§ AIM OF THE TASK
Continue the article about returning the Hahn family's looted objects from Göttingen, picking up after its final sentence.

§ TEXT SHOWN
-.-.-
Hayden’s eyes occasionally flash with anger when he talks about the stolen objects. Like his grandfather, he is tenacious and relentless in his quest to see them returned. Yet the objects are only the starting point, the concrete matter of restitution. Our trip is about restitution in other, less material ways: the mending of a rift and the establishment of a new relationship between Göttingen and its orphaned Jewish descendants.

“This is really a story of forgiveness, for me being open, of finding a way to not forget the past, but not to be captive by it,” said Hayden. “And for those people who cannot forgive, you end up being captive by it. I want to move beyond the bitterness and beyond the sadness to a place of recognition of who [my grandparents] were, what they stood for, what they did in their community, and to draw strength and inspiration from that.”

***

A prayerbook that had belonged to the Hahn family. (Photo courtesy Städtisches Museum Göttingen)

Hayden’s efforts arrive at a time of renewed interest in the restitution of art and plundered cultural property in general. The 1990s saw the beginning of a public conversation about Nazi looted art, culminating in a landmark 1998 conference sponsored by the State Department and the U.S. Holocaust Memorial Museum inaugurating the so-called Washington Principles, in which 44 countries mutually agreed to open up their archives and offer greater transparency into what they held in their collections. There is much more public will and moral urgency behind restitution now than there was, say, in 1951, when a German court refused to provide Hanni Barton and Roger Hayden with restitution, or even in 1957, when they finally received compensation for their parents’ stolen silver Judaica, to the tune of $12,232 in 1957 US dollars.

In the last two decades, compared to other countries, the Germans have been leaders when it comes to restituting stolen cultural property. In 2001, the Central Office for the Documentation of Lost Cultural Assets was launched in Magdeburg, along with a web-based database called lostart.de, which gathers information about objects acquired as a result of the persecution of Jews. Still, as scholars Wesley A. Fisher and Ruth Weinberger point out, very few returns have resulted from lostart.de. Even in Germany, where there is considerable public interest in restitution, as of 2014 they could pinpoint only about 350 museums out of 3,000 that were engaged in some sort of provenance research.

“I think most of the time it’s going to be when you’ve got a powerhouse guy like Michael Hayden making it happen, or on the rare occasion when you have a curator who is a powerhouse, who has a real conscience, who really wants to get to the bottom of this,” said Dr. Ori Z Soltes, a Georgetown professor and a co-founder of the Holocaust Art Restitution Project. “But people like this are very few and far between.”

Göttingen is one of the few museums to do independent provenance research, publishing a list of its aryanized objects on lostart.de in 2008-2009. Still, a source at the Göttingen city museum, who wished to remain anonymous, described a tension between official and private attitudes to restitution. “I sensed a certain gap between how it was communicated to the press, which is that it was very important, and then the real everyday work here in the museum was not so enthusiastic about finding things and locating them,” the source said. Meen and Hayden describe a similar early hesitancy from Böhme, the director of the Göttingen museum, when they came asking for the objects, an outlook they believe has softened over time.
-.-.-
§ GIVEN INFORMATION
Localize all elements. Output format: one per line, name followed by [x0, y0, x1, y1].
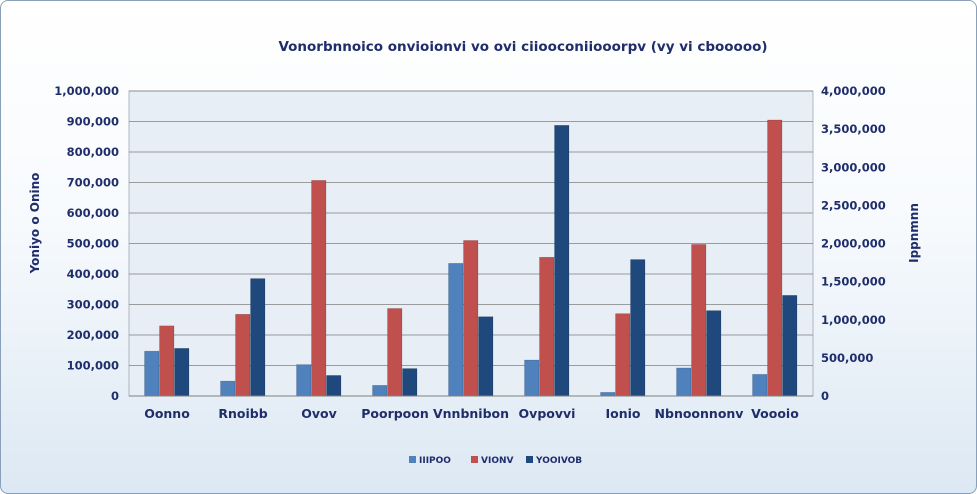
-.-.-
§ EXERCISE RESPONSE
When I talked to Böhme—who doesn’t speak much English—he told me it was a great experience for him to see the emotions of the family when they got the objects back. He pointed out that his was the first local museum to engage in restitution of this sort. “I hope that this change will come, but it is a very slow process,” he said, adding that while it is not the museum’s duty to return the items, he feels that it is a moral and ethical thing to do. The museum continues to hold in its collection objects from two other Jewish familes, the Kahns and the Francks, and he said that the museum would be willing to give back their objects, should their descendants, like Hayden, come seeking it. (My source at the museum, however, expressed concern about the lack of momentum around the return of the Kahn and Franck family objects, in the absence of someone like Hayden to spearhead the restitution process).

As soon as the book documenting his grandfather’s collection was complete, Hayden began the process of demanding restitution for the few objects whose whereabouts he knew—the objects his grandfather had sold to the Göttingen city museum under duress in 1938—and Meen set about combing the lostart.de database and compiling a list of all the items that the museum had identified, as well as items she matched to old photos taken inside the Hahn residence. What Meen and Hayden quickly realized was that just because the museum had listed the objects didn’t mean they could actually put their hands on them. “So here came a family that said this is great, you’ve listed your items, now we’d like them back,” explained Meen. “And the big dilemma for the museum was, well, they had to find them.” As Hayden and Meen continued to communicate with the museum after the 2011 meeting, with Meen visiting regularly and prodding and encouraging their work, gradually, one by one, the objects started to emerge.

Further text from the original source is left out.